Aim: All material below is to be reproduced exactly.

===== Raw data =====

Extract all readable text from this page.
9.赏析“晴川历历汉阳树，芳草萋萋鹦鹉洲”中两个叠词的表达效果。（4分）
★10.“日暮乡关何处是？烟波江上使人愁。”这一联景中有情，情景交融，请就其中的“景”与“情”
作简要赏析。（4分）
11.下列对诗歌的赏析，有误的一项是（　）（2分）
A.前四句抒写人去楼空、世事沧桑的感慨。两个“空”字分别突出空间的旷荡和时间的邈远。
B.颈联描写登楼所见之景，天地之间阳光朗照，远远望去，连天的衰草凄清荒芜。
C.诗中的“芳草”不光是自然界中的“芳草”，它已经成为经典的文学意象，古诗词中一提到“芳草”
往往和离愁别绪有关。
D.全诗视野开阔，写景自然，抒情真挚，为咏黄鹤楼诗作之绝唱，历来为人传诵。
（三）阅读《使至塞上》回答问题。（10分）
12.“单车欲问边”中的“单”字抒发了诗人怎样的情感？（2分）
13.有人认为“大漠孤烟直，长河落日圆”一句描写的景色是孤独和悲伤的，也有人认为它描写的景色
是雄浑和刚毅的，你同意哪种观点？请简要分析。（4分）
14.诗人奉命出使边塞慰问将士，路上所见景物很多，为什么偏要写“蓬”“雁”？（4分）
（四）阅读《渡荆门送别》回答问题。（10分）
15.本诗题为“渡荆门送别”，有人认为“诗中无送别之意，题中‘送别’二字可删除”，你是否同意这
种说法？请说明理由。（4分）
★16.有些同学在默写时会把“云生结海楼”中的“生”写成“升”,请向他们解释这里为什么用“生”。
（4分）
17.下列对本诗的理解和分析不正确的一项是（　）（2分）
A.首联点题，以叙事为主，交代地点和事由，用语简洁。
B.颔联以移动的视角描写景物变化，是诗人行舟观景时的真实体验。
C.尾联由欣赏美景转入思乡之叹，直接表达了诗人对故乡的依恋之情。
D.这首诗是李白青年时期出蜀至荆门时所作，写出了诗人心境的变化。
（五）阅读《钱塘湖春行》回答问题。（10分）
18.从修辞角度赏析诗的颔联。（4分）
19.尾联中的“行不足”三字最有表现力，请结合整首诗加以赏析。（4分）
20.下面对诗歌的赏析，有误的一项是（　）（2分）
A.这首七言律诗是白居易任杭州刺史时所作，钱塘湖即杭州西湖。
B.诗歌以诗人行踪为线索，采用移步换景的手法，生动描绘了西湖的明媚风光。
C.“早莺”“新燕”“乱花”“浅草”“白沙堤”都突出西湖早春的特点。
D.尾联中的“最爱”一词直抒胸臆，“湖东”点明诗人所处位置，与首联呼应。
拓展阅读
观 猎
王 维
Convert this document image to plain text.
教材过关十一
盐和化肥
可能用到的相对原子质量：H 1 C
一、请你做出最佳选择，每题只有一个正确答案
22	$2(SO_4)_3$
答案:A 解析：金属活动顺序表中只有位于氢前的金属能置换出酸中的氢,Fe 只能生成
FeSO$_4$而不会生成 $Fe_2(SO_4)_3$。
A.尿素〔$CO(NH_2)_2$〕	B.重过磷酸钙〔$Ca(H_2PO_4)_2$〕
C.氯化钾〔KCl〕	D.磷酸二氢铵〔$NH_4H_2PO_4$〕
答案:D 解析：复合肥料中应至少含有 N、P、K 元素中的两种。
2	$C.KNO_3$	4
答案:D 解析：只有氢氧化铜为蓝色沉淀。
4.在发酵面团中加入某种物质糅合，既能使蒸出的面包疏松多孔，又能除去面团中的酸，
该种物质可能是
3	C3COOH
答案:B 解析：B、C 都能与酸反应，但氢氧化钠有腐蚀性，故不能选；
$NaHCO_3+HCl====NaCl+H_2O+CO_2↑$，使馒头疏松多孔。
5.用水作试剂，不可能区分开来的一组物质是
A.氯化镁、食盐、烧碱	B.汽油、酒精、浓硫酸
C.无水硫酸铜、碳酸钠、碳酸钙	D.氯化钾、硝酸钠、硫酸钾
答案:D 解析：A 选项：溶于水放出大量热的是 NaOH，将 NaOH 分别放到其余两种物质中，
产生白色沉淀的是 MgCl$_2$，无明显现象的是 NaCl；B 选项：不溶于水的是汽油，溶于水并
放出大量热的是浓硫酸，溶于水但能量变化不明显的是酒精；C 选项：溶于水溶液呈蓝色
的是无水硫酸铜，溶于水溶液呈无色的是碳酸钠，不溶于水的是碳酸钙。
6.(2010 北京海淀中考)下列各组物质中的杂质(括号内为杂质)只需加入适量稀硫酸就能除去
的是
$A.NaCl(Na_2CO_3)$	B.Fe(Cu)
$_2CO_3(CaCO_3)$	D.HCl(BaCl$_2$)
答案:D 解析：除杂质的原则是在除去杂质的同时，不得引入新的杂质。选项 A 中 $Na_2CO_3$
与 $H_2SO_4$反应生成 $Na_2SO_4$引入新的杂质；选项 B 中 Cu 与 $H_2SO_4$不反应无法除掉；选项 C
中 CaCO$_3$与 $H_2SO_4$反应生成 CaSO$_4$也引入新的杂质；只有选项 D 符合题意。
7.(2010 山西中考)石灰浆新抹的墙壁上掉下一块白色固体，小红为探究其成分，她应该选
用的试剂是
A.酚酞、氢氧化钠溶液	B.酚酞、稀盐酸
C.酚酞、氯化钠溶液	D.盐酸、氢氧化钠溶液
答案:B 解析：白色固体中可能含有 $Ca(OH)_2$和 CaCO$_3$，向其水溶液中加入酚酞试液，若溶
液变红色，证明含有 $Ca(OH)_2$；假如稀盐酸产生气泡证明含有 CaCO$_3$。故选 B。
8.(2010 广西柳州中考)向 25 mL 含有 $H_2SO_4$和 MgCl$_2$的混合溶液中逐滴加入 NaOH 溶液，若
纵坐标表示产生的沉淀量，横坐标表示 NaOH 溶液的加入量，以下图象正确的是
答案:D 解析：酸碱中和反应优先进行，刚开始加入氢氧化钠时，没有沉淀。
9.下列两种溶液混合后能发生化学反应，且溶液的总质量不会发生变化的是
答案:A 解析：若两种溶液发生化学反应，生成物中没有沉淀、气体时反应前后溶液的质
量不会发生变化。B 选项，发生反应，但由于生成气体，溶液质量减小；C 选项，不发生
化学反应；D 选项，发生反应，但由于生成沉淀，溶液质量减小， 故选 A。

=====

Exercise result:
Extract all readable text from this page.
9.赏析“晴川历历汉阳树，芳草萋萋鹦鹉洲”中两个叠词的表达效果。（4分）
★10.“日暮乡关何处是？烟波江上使人愁。”这一联景中有情，情景交融，请就其中的“景”与“情”
作简要赏析。（4分）
11.下列对诗歌的赏析，有误的一项是（　）（2分）
A.前四句抒写人去楼空、世事沧桑的感慨。两个“空”字分别突出空间的旷荡和时间的邈远。
B.颈联描写登楼所见之景，天地之间阳光朗照，远远望去，连天的衰草凄清荒芜。
C.诗中的“芳草”不光是自然界中的“芳草”，它已经成为经典的文学意象，古诗词中一提到“芳草”
往往和离愁别绪有关。
D.全诗视野开阔，写景自然，抒情真挚，为咏黄鹤楼诗作之绝唱，历来为人传诵。
（三）阅读《使至塞上》回答问题。（10分）
12.“单车欲问边”中的“单”字抒发了诗人怎样的情感？（2分）
13.有人认为“大漠孤烟直，长河落日圆”一句描写的景色是孤独和悲伤的，也有人认为它描写的景色
是雄浑和刚毅的，你同意哪种观点？请简要分析。（4分）
14.诗人奉命出使边塞慰问将士，路上所见景物很多，为什么偏要写“蓬”“雁”？（4分）
（四）阅读《渡荆门送别》回答问题。（10分）
15.本诗题为“渡荆门送别”，有人认为“诗中无送别之意，题中‘送别’二字可删除”，你是否同意这
种说法？请说明理由。（4分）
★16.有些同学在默写时会把“云生结海楼”中的“生”写成“升”,请向他们解释这里为什么用“生”。
（4分）
17.下列对本诗的理解和分析不正确的一项是（　）（2分）
A.首联点题，以叙事为主，交代地点和事由，用语简洁。
B.颔联以移动的视角描写景物变化，是诗人行舟观景时的真实体验。
C.尾联由欣赏美景转入思乡之叹，直接表达了诗人对故乡的依恋之情。
D.这首诗是李白青年时期出蜀至荆门时所作，写出了诗人心境的变化。
（五）阅读《钱塘湖春行》回答问题。（10分）
18.从修辞角度赏析诗的颔联。（4分）
19.尾联中的“行不足”三字最有表现力，请结合整首诗加以赏析。（4分）
20.下面对诗歌的赏析，有误的一项是（　）（2分）
A.这首七言律诗是白居易任杭州刺史时所作，钱塘湖即杭州西湖。
B.诗歌以诗人行踪为线索，采用移步换景的手法，生动描绘了西湖的明媚风光。
C.“早莺”“新燕”“乱花”“浅草”“白沙堤”都突出西湖早春的特点。
D.尾联中的“最爱”一词直抒胸臆，“湖东”点明诗人所处位置，与首联呼应。
拓展阅读
观 猎
王 维
Convert this document image to plain text.
教材过关十一
盐和化肥
可能用到的相对原子质量：H 1 C
一、请你做出最佳选择，每题只有一个正确答案
22	$2(SO_4)_3$
答案:A 解析：金属活动顺序表中只有位于氢前的金属能置换出酸中的氢,Fe 只能生成
FeSO$_4$而不会生成 $Fe_2(SO_4)_3$。
A.尿素〔$CO(NH_2)_2$〕	B.重过磷酸钙〔$Ca(H_2PO_4)_2$〕
C.氯化钾〔KCl〕	D.磷酸二氢铵〔$NH_4H_2PO_4$〕
答案:D 解析：复合肥料中应至少含有 N、P、K 元素中的两种。
2	$C.KNO_3$	4
答案:D 解析：只有氢氧化铜为蓝色沉淀。
4.在发酵面团中加入某种物质糅合，既能使蒸出的面包疏松多孔，又能除去面团中的酸，
该种物质可能是
3	C3COOH
答案:B 解析：B、C 都能与酸反应，但氢氧化钠有腐蚀性，故不能选；
$NaHCO_3+HCl====NaCl+H_2O+CO_2↑$，使馒头疏松多孔。
5.用水作试剂，不可能区分开来的一组物质是
A.氯化镁、食盐、烧碱	B.汽油、酒精、浓硫酸
C.无水硫酸铜、碳酸钠、碳酸钙	D.氯化钾、硝酸钠、硫酸钾
答案:D 解析：A 选项：溶于水放出大量热的是 NaOH，将 NaOH 分别放到其余两种物质中，
产生白色沉淀的是 MgCl$_2$，无明显现象的是 NaCl；B 选项：不溶于水的是汽油，溶于水并
放出大量热的是浓硫酸，溶于水但能量变化不明显的是酒精；C 选项：溶于水溶液呈蓝色
的是无水硫酸铜，溶于水溶液呈无色的是碳酸钠，不溶于水的是碳酸钙。
6.(2010 北京海淀中考)下列各组物质中的杂质(括号内为杂质)只需加入适量稀硫酸就能除去
的是
$A.NaCl(Na_2CO_3)$	B.Fe(Cu)
$_2CO_3(CaCO_3)$	D.HCl(BaCl$_2$)
答案:D 解析：除杂质的原则是在除去杂质的同时，不得引入新的杂质。选项 A 中 $Na_2CO_3$
与 $H_2SO_4$反应生成 $Na_2SO_4$引入新的杂质；选项 B 中 Cu 与 $H_2SO_4$不反应无法除掉；选项 C
中 CaCO$_3$与 $H_2SO_4$反应生成 CaSO$_4$也引入新的杂质；只有选项 D 符合题意。
7.(2010 山西中考)石灰浆新抹的墙壁上掉下一块白色固体，小红为探究其成分，她应该选
用的试剂是
A.酚酞、氢氧化钠溶液	B.酚酞、稀盐酸
C.酚酞、氯化钠溶液	D.盐酸、氢氧化钠溶液
答案:B 解析：白色固体中可能含有 $Ca(OH)_2$和 CaCO$_3$，向其水溶液中加入酚酞试液，若溶
液变红色，证明含有 $Ca(OH)_2$；假如稀盐酸产生气泡证明含有 CaCO$_3$。故选 B。
8.(2010 广西柳州中考)向 25 mL 含有 $H_2SO_4$和 MgCl$_2$的混合溶液中逐滴加入 NaOH 溶液，若
纵坐标表示产生的沉淀量，横坐标表示 NaOH 溶液的加入量，以下图象正确的是
答案:D 解析：酸碱中和反应优先进行，刚开始加入氢氧化钠时，没有沉淀。
9.下列两种溶液混合后能发生化学反应，且溶液的总质量不会发生变化的是
答案:A 解析：若两种溶液发生化学反应，生成物中没有沉淀、气体时反应前后溶液的质
量不会发生变化。B 选项，发生反应，但由于生成气体，溶液质量减小；C 选项，不发生
化学反应；D 选项，发生反应，但由于生成沉淀，溶液质量减小， 故选 A。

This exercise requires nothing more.